* Start Task inputs *

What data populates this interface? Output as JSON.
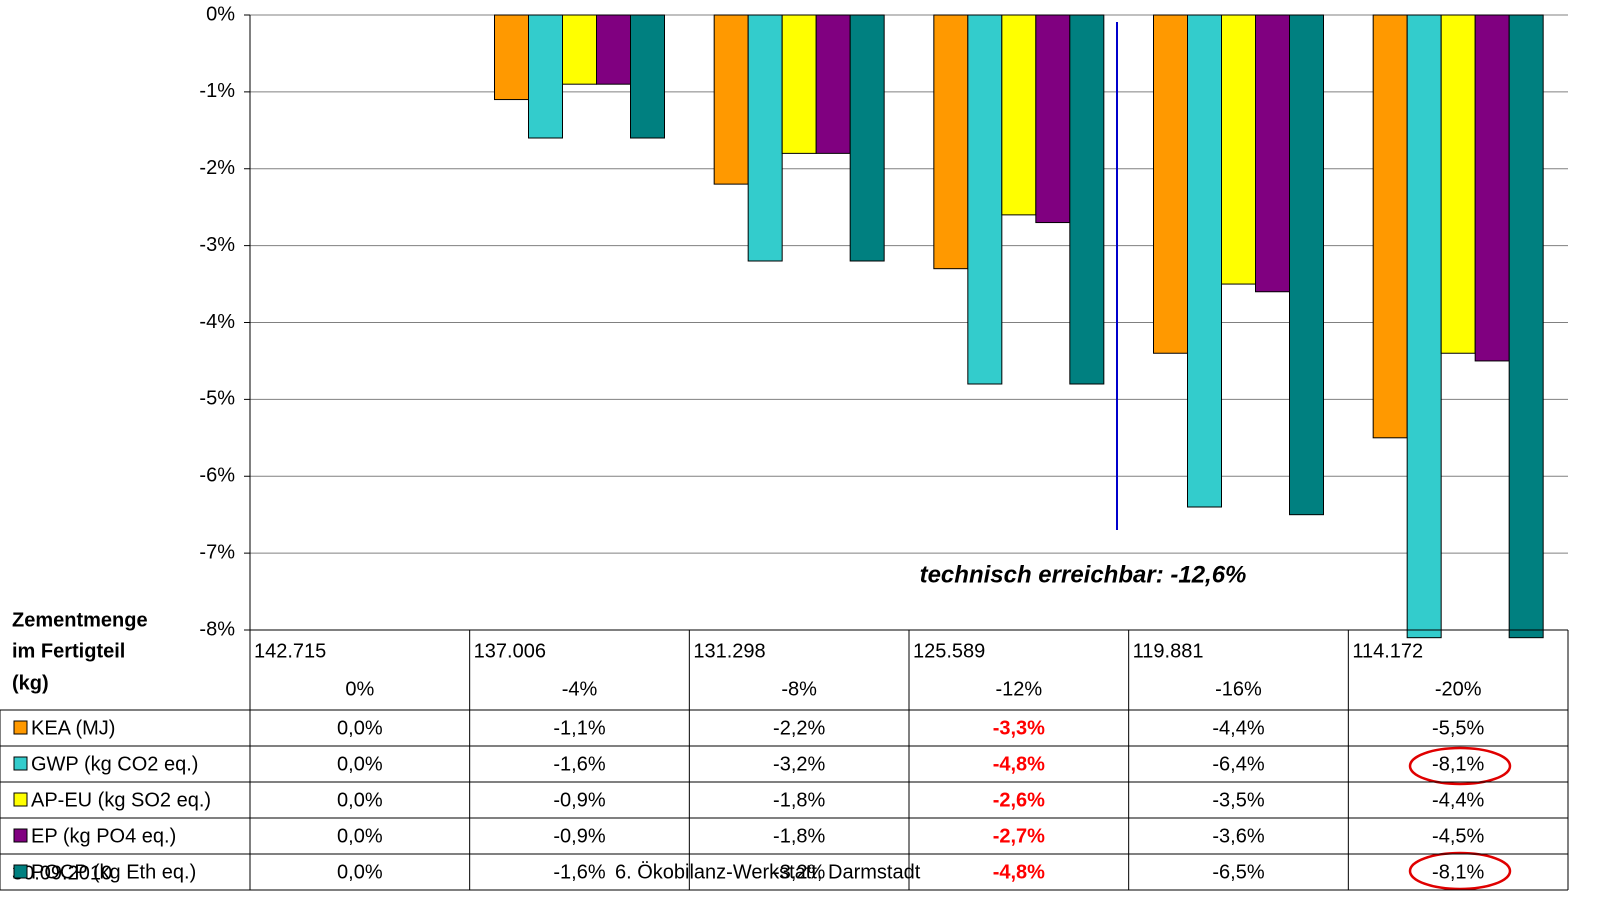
{
  "chart_data": {
    "type": "bar",
    "annotation": "technisch erreichbar: -12,6%",
    "row_header": [
      "Zementmenge",
      "im Fertigteil",
      "(kg)"
    ],
    "categories": [
      "142.715",
      "137.006",
      "131.298",
      "125.589",
      "119.881",
      "114.172"
    ],
    "category_sublabels": [
      "0%",
      "-4%",
      "-8%",
      "-12%",
      "-16%",
      "-20%"
    ],
    "ylim": [
      -8,
      0
    ],
    "yticks": [
      {
        "value": 0,
        "label": "0%"
      },
      {
        "value": -1,
        "label": "-1%"
      },
      {
        "value": -2,
        "label": "-2%"
      },
      {
        "value": -3,
        "label": "-3%"
      },
      {
        "value": -4,
        "label": "-4%"
      },
      {
        "value": -5,
        "label": "-5%"
      },
      {
        "value": -6,
        "label": "-6%"
      },
      {
        "value": -7,
        "label": "-7%"
      },
      {
        "value": -8,
        "label": "-8%"
      }
    ],
    "grid": true,
    "highlight": {
      "index": 3,
      "color": "#ff0000"
    },
    "series": [
      {
        "name": "KEA (MJ)",
        "color": "#ff9900",
        "values": [
          0,
          -1.1,
          -2.2,
          -3.3,
          -4.4,
          -5.5
        ],
        "value_labels": [
          "0,0%",
          "-1,1%",
          "-2,2%",
          "-3,3%",
          "-4,4%",
          "-5,5%"
        ]
      },
      {
        "name": "GWP (kg CO2 eq.)",
        "color": "#33cccc",
        "values": [
          0,
          -1.6,
          -3.2,
          -4.8,
          -6.4,
          -8.1
        ],
        "value_labels": [
          "0,0%",
          "-1,6%",
          "-3,2%",
          "-4,8%",
          "-6,4%",
          "-8,1%"
        ]
      },
      {
        "name": "AP-EU (kg SO2 eq.)",
        "color": "#ffff00",
        "values": [
          0,
          -0.9,
          -1.8,
          -2.6,
          -3.5,
          -4.4
        ],
        "value_labels": [
          "0,0%",
          "-0,9%",
          "-1,8%",
          "-2,6%",
          "-3,5%",
          "-4,4%"
        ]
      },
      {
        "name": "EP (kg PO4 eq.)",
        "color": "#800080",
        "values": [
          0,
          -0.9,
          -1.8,
          -2.7,
          -3.6,
          -4.5
        ],
        "value_labels": [
          "0,0%",
          "-0,9%",
          "-1,8%",
          "-2,7%",
          "-3,6%",
          "-4,5%"
        ]
      },
      {
        "name": "POCP (kg Eth eq.)",
        "color": "#008080",
        "values": [
          0,
          -1.6,
          -3.2,
          -4.8,
          -6.5,
          -8.1
        ],
        "value_labels": [
          "0,0%",
          "-1,6%",
          "-3,2%",
          "-4,8%",
          "-6,5%",
          "-8,1%"
        ]
      }
    ]
  },
  "footer": {
    "date": "30.09.2010",
    "event": "6. Ökobilanz-Werkstatt, Darmstadt"
  }
}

* End Task inputs *

**Given task**
Filter out every line that lacks the word "name", and copy the rest.

**Correct response**
        "name": "KEA (MJ)",
        "name": "GWP (kg CO2 eq.)",
        "name": "AP-EU (kg SO2 eq.)",
        "name": "EP (kg PO4 eq.)",
        "name": "POCP (kg Eth eq.)",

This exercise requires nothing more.